WHAT TO WORK ON – Transcribe the records below in full; pictures stay out of the copy.

[Records contained in a dataset]
———

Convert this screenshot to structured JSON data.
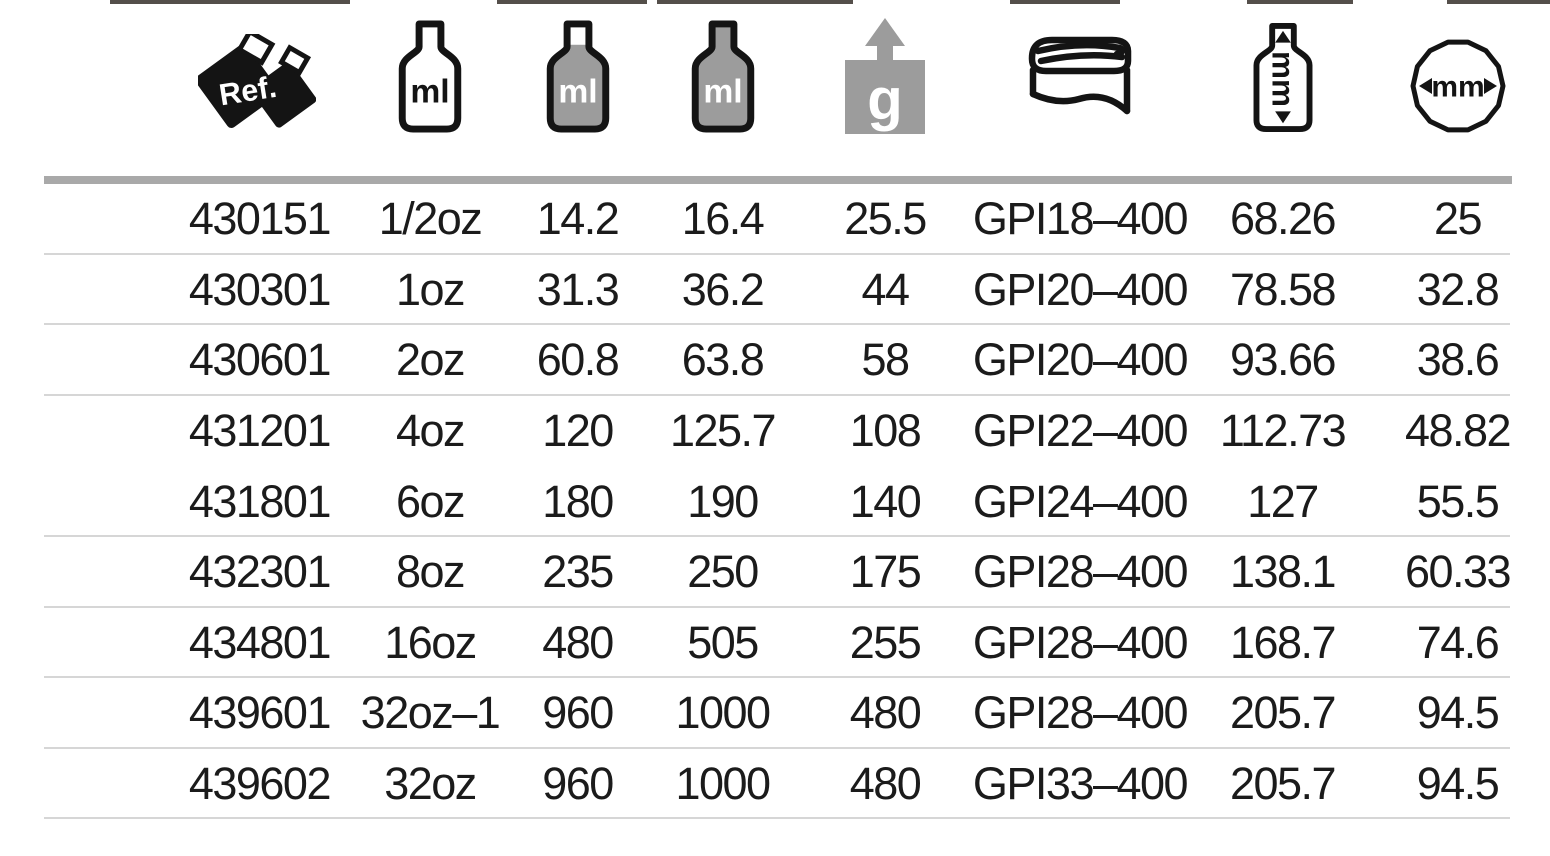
{
  "icons": {
    "ref_label": "Ref.",
    "ml_label": "ml",
    "g_label": "g",
    "mm_vertical_label": "mm",
    "mm_diameter_label": "mm"
  },
  "header": {
    "columns": [
      {
        "name": "ref",
        "icon": "ref-icon"
      },
      {
        "name": "size-oz",
        "icon": "bottle-empty-ml-icon"
      },
      {
        "name": "nominal-capacity-ml",
        "icon": "bottle-filled-ml-icon"
      },
      {
        "name": "brimful-capacity-ml",
        "icon": "bottle-brimful-ml-icon"
      },
      {
        "name": "weight-g",
        "icon": "weight-g-icon"
      },
      {
        "name": "neck-finish",
        "icon": "neck-finish-icon"
      },
      {
        "name": "height-mm",
        "icon": "height-mm-icon"
      },
      {
        "name": "diameter-mm",
        "icon": "diameter-mm-icon"
      }
    ]
  },
  "table": {
    "column_keys": [
      "ref",
      "size",
      "nominal_ml",
      "brimful_ml",
      "weight_g",
      "neck_finish",
      "height_mm",
      "diameter_mm"
    ],
    "separator_after": [
      true,
      true,
      true,
      false,
      true,
      true,
      true,
      true,
      true
    ],
    "rows": [
      {
        "ref": "430151",
        "size": "1/2oz",
        "nominal_ml": "14.2",
        "brimful_ml": "16.4",
        "weight_g": "25.5",
        "neck_finish": "GPI18–400",
        "height_mm": "68.26",
        "diameter_mm": "25"
      },
      {
        "ref": "430301",
        "size": "1oz",
        "nominal_ml": "31.3",
        "brimful_ml": "36.2",
        "weight_g": "44",
        "neck_finish": "GPI20–400",
        "height_mm": "78.58",
        "diameter_mm": "32.8"
      },
      {
        "ref": "430601",
        "size": "2oz",
        "nominal_ml": "60.8",
        "brimful_ml": "63.8",
        "weight_g": "58",
        "neck_finish": "GPI20–400",
        "height_mm": "93.66",
        "diameter_mm": "38.6"
      },
      {
        "ref": "431201",
        "size": "4oz",
        "nominal_ml": "120",
        "brimful_ml": "125.7",
        "weight_g": "108",
        "neck_finish": "GPI22–400",
        "height_mm": "112.73",
        "diameter_mm": "48.82"
      },
      {
        "ref": "431801",
        "size": "6oz",
        "nominal_ml": "180",
        "brimful_ml": "190",
        "weight_g": "140",
        "neck_finish": "GPI24–400",
        "height_mm": "127",
        "diameter_mm": "55.5"
      },
      {
        "ref": "432301",
        "size": "8oz",
        "nominal_ml": "235",
        "brimful_ml": "250",
        "weight_g": "175",
        "neck_finish": "GPI28–400",
        "height_mm": "138.1",
        "diameter_mm": "60.33"
      },
      {
        "ref": "434801",
        "size": "16oz",
        "nominal_ml": "480",
        "brimful_ml": "505",
        "weight_g": "255",
        "neck_finish": "GPI28–400",
        "height_mm": "168.7",
        "diameter_mm": "74.6"
      },
      {
        "ref": "439601",
        "size": "32oz–1",
        "nominal_ml": "960",
        "brimful_ml": "1000",
        "weight_g": "480",
        "neck_finish": "GPI28–400",
        "height_mm": "205.7",
        "diameter_mm": "94.5"
      },
      {
        "ref": "439602",
        "size": "32oz",
        "nominal_ml": "960",
        "brimful_ml": "1000",
        "weight_g": "480",
        "neck_finish": "GPI33–400",
        "height_mm": "205.7",
        "diameter_mm": "94.5"
      }
    ]
  },
  "colors": {
    "icon_gray": "#9c9c9c",
    "ink": "#141414",
    "divider_bar": "#a9a9a9",
    "row_separator": "#d6d6d6"
  }
}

———

RESULT OF THE TASK –
Convert this screenshot to structured JSON data.
{
  "icons": {
    "ref_label": "Ref.",
    "ml_label": "ml",
    "g_label": "g",
    "mm_vertical_label": "mm",
    "mm_diameter_label": "mm"
  },
  "header": {
    "columns": [
      {
        "name": "ref",
        "icon": "ref-icon"
      },
      {
        "name": "size-oz",
        "icon": "bottle-empty-ml-icon"
      },
      {
        "name": "nominal-capacity-ml",
        "icon": "bottle-filled-ml-icon"
      },
      {
        "name": "brimful-capacity-ml",
        "icon": "bottle-brimful-ml-icon"
      },
      {
        "name": "weight-g",
        "icon": "weight-g-icon"
      },
      {
        "name": "neck-finish",
        "icon": "neck-finish-icon"
      },
      {
        "name": "height-mm",
        "icon": "height-mm-icon"
      },
      {
        "name": "diameter-mm",
        "icon": "diameter-mm-icon"
      }
    ]
  },
  "table": {
    "column_keys": [
      "ref",
      "size",
      "nominal_ml",
      "brimful_ml",
      "weight_g",
      "neck_finish",
      "height_mm",
      "diameter_mm"
    ],
    "separator_after": [
      true,
      true,
      true,
      false,
      true,
      true,
      true,
      true,
      true
    ],
    "rows": [
      {
        "ref": "430151",
        "size": "1/2oz",
        "nominal_ml": "14.2",
        "brimful_ml": "16.4",
        "weight_g": "25.5",
        "neck_finish": "GPI18–400",
        "height_mm": "68.26",
        "diameter_mm": "25"
      },
      {
        "ref": "430301",
        "size": "1oz",
        "nominal_ml": "31.3",
        "brimful_ml": "36.2",
        "weight_g": "44",
        "neck_finish": "GPI20–400",
        "height_mm": "78.58",
        "diameter_mm": "32.8"
      },
      {
        "ref": "430601",
        "size": "2oz",
        "nominal_ml": "60.8",
        "brimful_ml": "63.8",
        "weight_g": "58",
        "neck_finish": "GPI20–400",
        "height_mm": "93.66",
        "diameter_mm": "38.6"
      },
      {
        "ref": "431201",
        "size": "4oz",
        "nominal_ml": "120",
        "brimful_ml": "125.7",
        "weight_g": "108",
        "neck_finish": "GPI22–400",
        "height_mm": "112.73",
        "diameter_mm": "48.82"
      },
      {
        "ref": "431801",
        "size": "6oz",
        "nominal_ml": "180",
        "brimful_ml": "190",
        "weight_g": "140",
        "neck_finish": "GPI24–400",
        "height_mm": "127",
        "diameter_mm": "55.5"
      },
      {
        "ref": "432301",
        "size": "8oz",
        "nominal_ml": "235",
        "brimful_ml": "250",
        "weight_g": "175",
        "neck_finish": "GPI28–400",
        "height_mm": "138.1",
        "diameter_mm": "60.33"
      },
      {
        "ref": "434801",
        "size": "16oz",
        "nominal_ml": "480",
        "brimful_ml": "505",
        "weight_g": "255",
        "neck_finish": "GPI28–400",
        "height_mm": "168.7",
        "diameter_mm": "74.6"
      },
      {
        "ref": "439601",
        "size": "32oz–1",
        "nominal_ml": "960",
        "brimful_ml": "1000",
        "weight_g": "480",
        "neck_finish": "GPI28–400",
        "height_mm": "205.7",
        "diameter_mm": "94.5"
      },
      {
        "ref": "439602",
        "size": "32oz",
        "nominal_ml": "960",
        "brimful_ml": "1000",
        "weight_g": "480",
        "neck_finish": "GPI33–400",
        "height_mm": "205.7",
        "diameter_mm": "94.5"
      }
    ]
  },
  "colors": {
    "icon_gray": "#9c9c9c",
    "ink": "#141414",
    "divider_bar": "#a9a9a9",
    "row_separator": "#d6d6d6"
  }
}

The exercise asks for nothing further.